Nothing but the lines from the one with "Transcribe this image's" to the final line should be returned, each exactly as it appears.

[start Task data]

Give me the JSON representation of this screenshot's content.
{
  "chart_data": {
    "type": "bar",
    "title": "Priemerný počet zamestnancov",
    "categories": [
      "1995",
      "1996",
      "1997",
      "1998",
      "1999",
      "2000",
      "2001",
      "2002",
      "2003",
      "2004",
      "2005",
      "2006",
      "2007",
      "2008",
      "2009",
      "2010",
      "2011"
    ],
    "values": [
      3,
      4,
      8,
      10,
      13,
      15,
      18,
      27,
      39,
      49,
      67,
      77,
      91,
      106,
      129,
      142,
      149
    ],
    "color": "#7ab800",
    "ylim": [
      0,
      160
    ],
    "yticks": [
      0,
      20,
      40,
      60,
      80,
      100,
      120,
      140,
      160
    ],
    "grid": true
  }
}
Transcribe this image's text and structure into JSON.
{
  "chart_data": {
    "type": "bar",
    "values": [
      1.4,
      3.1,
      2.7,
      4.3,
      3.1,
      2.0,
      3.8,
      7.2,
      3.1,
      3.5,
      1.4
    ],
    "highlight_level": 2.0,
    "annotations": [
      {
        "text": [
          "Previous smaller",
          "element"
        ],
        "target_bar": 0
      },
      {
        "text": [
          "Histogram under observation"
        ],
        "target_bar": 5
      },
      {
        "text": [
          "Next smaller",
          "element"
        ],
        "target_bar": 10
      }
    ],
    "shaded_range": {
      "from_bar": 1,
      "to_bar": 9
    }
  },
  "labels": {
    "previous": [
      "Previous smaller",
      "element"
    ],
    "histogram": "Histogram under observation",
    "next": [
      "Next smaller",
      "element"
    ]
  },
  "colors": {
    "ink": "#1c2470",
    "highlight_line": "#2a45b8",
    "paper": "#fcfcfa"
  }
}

[end Task data]

*Response to the exercise:*
Transcribe this image's text and structure into JSON.
{
  "chart_data": {
    "type": "bar",
    "values": [
      1.4,
      3.1,
      2.7,
      4.3,
      3.1,
      2.0,
      3.8,
      7.2,
      3.1,
      3.5,
      1.4
    ],
    "highlight_level": 2.0,
    "annotations": [
      {
        "text": [
          "Previous smaller",
          "element"
        ],
        "target_bar": 0
      },
      {
        "text": [
          "Histogram under observation"
        ],
        "target_bar": 5
      },
      {
        "text": [
          "Next smaller",
          "element"
        ],
        "target_bar": 10
      }
    ],
    "shaded_range": {
      "from_bar": 1,
      "to_bar": 9
    }
  },
  "labels": {
    "previous": [
      "Previous smaller",
      "element"
    ],
    "histogram": "Histogram under observation",
    "next": [
      "Next smaller",
      "element"
    ]
  },
  "colors": {
    "ink": "#1c2470",
    "highlight_line": "#2a45b8",
    "paper": "#fcfcfa"
  }
}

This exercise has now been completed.